** start of Listing **

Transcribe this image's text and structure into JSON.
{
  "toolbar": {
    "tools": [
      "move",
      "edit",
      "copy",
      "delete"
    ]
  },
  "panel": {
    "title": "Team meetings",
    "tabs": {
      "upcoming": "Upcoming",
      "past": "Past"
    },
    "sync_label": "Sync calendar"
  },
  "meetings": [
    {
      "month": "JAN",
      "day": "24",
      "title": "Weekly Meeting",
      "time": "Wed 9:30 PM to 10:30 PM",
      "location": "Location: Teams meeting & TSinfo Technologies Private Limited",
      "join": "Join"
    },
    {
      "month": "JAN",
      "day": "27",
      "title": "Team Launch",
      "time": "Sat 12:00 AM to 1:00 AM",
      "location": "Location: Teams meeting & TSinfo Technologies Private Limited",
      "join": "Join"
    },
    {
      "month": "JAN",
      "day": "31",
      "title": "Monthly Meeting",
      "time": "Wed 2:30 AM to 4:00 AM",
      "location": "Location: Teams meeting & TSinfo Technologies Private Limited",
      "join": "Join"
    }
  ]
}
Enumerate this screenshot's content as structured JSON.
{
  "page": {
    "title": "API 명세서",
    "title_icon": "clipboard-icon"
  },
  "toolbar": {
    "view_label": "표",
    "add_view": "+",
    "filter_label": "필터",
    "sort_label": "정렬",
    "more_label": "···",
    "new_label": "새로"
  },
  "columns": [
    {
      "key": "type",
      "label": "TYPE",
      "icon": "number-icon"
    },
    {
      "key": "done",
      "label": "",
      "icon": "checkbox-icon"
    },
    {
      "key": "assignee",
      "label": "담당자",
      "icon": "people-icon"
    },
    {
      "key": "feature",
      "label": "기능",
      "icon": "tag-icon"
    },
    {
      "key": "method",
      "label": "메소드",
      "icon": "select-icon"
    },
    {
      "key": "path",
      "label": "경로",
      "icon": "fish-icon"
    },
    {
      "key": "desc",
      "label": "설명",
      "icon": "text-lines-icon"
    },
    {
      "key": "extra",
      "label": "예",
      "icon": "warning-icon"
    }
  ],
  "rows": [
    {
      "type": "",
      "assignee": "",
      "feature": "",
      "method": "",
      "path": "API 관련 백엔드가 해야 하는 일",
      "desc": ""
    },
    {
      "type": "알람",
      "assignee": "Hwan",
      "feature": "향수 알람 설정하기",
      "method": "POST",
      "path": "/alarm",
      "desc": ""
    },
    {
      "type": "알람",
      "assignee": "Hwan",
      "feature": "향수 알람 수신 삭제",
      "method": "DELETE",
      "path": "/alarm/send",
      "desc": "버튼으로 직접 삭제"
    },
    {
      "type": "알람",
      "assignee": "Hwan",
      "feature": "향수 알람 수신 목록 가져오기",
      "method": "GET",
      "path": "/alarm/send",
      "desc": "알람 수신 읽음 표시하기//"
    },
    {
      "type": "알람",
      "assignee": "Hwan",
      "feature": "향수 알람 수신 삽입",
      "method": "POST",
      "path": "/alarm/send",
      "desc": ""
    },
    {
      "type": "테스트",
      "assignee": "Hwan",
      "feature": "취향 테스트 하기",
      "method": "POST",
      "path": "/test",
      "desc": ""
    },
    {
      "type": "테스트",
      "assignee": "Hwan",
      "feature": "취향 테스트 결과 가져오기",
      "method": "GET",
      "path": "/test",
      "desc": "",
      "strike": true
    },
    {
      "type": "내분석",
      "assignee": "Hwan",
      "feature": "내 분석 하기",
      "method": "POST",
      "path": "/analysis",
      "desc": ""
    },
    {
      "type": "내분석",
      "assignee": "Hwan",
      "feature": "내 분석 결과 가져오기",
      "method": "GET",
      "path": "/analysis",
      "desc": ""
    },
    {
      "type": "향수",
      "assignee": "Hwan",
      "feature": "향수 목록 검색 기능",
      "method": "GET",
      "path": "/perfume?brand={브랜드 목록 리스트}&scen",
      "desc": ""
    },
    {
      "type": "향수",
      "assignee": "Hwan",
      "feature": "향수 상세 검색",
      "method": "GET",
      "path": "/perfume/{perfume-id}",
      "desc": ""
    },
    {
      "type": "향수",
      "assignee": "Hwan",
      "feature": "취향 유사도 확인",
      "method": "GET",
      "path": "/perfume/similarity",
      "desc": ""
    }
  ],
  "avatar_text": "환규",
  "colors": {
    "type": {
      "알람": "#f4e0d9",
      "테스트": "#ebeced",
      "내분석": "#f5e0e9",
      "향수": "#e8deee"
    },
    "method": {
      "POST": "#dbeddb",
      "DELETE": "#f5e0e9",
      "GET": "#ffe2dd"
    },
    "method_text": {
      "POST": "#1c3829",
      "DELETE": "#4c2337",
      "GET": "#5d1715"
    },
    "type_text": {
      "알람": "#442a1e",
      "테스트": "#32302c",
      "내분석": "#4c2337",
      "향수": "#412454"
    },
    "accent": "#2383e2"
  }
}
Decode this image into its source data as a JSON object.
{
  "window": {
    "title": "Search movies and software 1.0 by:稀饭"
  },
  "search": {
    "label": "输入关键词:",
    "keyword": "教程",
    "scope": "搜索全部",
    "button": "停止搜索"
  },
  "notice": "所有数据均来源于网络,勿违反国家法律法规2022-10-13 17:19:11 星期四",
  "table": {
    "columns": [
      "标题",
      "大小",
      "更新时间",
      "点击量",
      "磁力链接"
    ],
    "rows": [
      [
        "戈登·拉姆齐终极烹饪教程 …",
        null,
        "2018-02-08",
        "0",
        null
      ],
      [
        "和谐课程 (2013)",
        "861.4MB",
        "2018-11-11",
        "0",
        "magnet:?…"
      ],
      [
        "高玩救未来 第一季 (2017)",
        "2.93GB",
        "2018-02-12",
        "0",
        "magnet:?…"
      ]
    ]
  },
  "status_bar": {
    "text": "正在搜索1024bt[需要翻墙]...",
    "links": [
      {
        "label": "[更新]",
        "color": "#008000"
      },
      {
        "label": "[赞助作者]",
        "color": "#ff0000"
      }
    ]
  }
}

** end of Listing **

Problem statement:
Repeat the preceding lines exactly, please, every one of them.

Response:
Transcribe this image's text and structure into JSON.
{
  "toolbar": {
    "tools": [
      "move",
      "edit",
      "copy",
      "delete"
    ]
  },
  "panel": {
    "title": "Team meetings",
    "tabs": {
      "upcoming": "Upcoming",
      "past": "Past"
    },
    "sync_label": "Sync calendar"
  },
  "meetings": [
    {
      "month": "JAN",
      "day": "24",
      "title": "Weekly Meeting",
      "time": "Wed 9:30 PM to 10:30 PM",
      "location": "Location: Teams meeting & TSinfo Technologies Private Limited",
      "join": "Join"
    },
    {
      "month": "JAN",
      "day": "27",
      "title": "Team Launch",
      "time": "Sat 12:00 AM to 1:00 AM",
      "location": "Location: Teams meeting & TSinfo Technologies Private Limited",
      "join": "Join"
    },
    {
      "month": "JAN",
      "day": "31",
      "title": "Monthly Meeting",
      "time": "Wed 2:30 AM to 4:00 AM",
      "location": "Location: Teams meeting & TSinfo Technologies Private Limited",
      "join": "Join"
    }
  ]
}
Enumerate this screenshot's content as structured JSON.
{
  "page": {
    "title": "API 명세서",
    "title_icon": "clipboard-icon"
  },
  "toolbar": {
    "view_label": "표",
    "add_view": "+",
    "filter_label": "필터",
    "sort_label": "정렬",
    "more_label": "···",
    "new_label": "새로"
  },
  "columns": [
    {
      "key": "type",
      "label": "TYPE",
      "icon": "number-icon"
    },
    {
      "key": "done",
      "label": "",
      "icon": "checkbox-icon"
    },
    {
      "key": "assignee",
      "label": "담당자",
      "icon": "people-icon"
    },
    {
      "key": "feature",
      "label": "기능",
      "icon": "tag-icon"
    },
    {
      "key": "method",
      "label": "메소드",
      "icon": "select-icon"
    },
    {
      "key": "path",
      "label": "경로",
      "icon": "fish-icon"
    },
    {
      "key": "desc",
      "label": "설명",
      "icon": "text-lines-icon"
    },
    {
      "key": "extra",
      "label": "예",
      "icon": "warning-icon"
    }
  ],
  "rows": [
    {
      "type": "",
      "assignee": "",
      "feature": "",
      "method": "",
      "path": "API 관련 백엔드가 해야 하는 일",
      "desc": ""
    },
    {
      "type": "알람",
      "assignee": "Hwan",
      "feature": "향수 알람 설정하기",
      "method": "POST",
      "path": "/alarm",
      "desc": ""
    },
    {
      "type": "알람",
      "assignee": "Hwan",
      "feature": "향수 알람 수신 삭제",
      "method": "DELETE",
      "path": "/alarm/send",
      "desc": "버튼으로 직접 삭제"
    },
    {
      "type": "알람",
      "assignee": "Hwan",
      "feature": "향수 알람 수신 목록 가져오기",
      "method": "GET",
      "path": "/alarm/send",
      "desc": "알람 수신 읽음 표시하기//"
    },
    {
      "type": "알람",
      "assignee": "Hwan",
      "feature": "향수 알람 수신 삽입",
      "method": "POST",
      "path": "/alarm/send",
      "desc": ""
    },
    {
      "type": "테스트",
      "assignee": "Hwan",
      "feature": "취향 테스트 하기",
      "method": "POST",
      "path": "/test",
      "desc": ""
    },
    {
      "type": "테스트",
      "assignee": "Hwan",
      "feature": "취향 테스트 결과 가져오기",
      "method": "GET",
      "path": "/test",
      "desc": "",
      "strike": true
    },
    {
      "type": "내분석",
      "assignee": "Hwan",
      "feature": "내 분석 하기",
      "method": "POST",
      "path": "/analysis",
      "desc": ""
    },
    {
      "type": "내분석",
      "assignee": "Hwan",
      "feature": "내 분석 결과 가져오기",
      "method": "GET",
      "path": "/analysis",
      "desc": ""
    },
    {
      "type": "향수",
      "assignee": "Hwan",
      "feature": "향수 목록 검색 기능",
      "method": "GET",
      "path": "/perfume?brand={브랜드 목록 리스트}&scen",
      "desc": ""
    },
    {
      "type": "향수",
      "assignee": "Hwan",
      "feature": "향수 상세 검색",
      "method": "GET",
      "path": "/perfume/{perfume-id}",
      "desc": ""
    },
    {
      "type": "향수",
      "assignee": "Hwan",
      "feature": "취향 유사도 확인",
      "method": "GET",
      "path": "/perfume/similarity",
      "desc": ""
    }
  ],
  "avatar_text": "환규",
  "colors": {
    "type": {
      "알람": "#f4e0d9",
      "테스트": "#ebeced",
      "내분석": "#f5e0e9",
      "향수": "#e8deee"
    },
    "method": {
      "POST": "#dbeddb",
      "DELETE": "#f5e0e9",
      "GET": "#ffe2dd"
    },
    "method_text": {
      "POST": "#1c3829",
      "DELETE": "#4c2337",
      "GET": "#5d1715"
    },
    "type_text": {
      "알람": "#442a1e",
      "테스트": "#32302c",
      "내분석": "#4c2337",
      "향수": "#412454"
    },
    "accent": "#2383e2"
  }
}
Decode this image into its source data as a JSON object.
{
  "window": {
    "title": "Search movies and software 1.0 by:稀饭"
  },
  "search": {
    "label": "输入关键词:",
    "keyword": "教程",
    "scope": "搜索全部",
    "button": "停止搜索"
  },
  "notice": "所有数据均来源于网络,勿违反国家法律法规2022-10-13 17:19:11 星期四",
  "table": {
    "columns": [
      "标题",
      "大小",
      "更新时间",
      "点击量",
      "磁力链接"
    ],
    "rows": [
      [
        "戈登·拉姆齐终极烹饪教程 …",
        null,
        "2018-02-08",
        "0",
        null
      ],
      [
        "和谐课程 (2013)",
        "861.4MB",
        "2018-11-11",
        "0",
        "magnet:?…"
      ],
      [
        "高玩救未来 第一季 (2017)",
        "2.93GB",
        "2018-02-12",
        "0",
        "magnet:?…"
      ]
    ]
  },
  "status_bar": {
    "text": "正在搜索1024bt[需要翻墙]...",
    "links": [
      {
        "label": "[更新]",
        "color": "#008000"
      },
      {
        "label": "[赞助作者]",
        "color": "#ff0000"
      }
    ]
  }
}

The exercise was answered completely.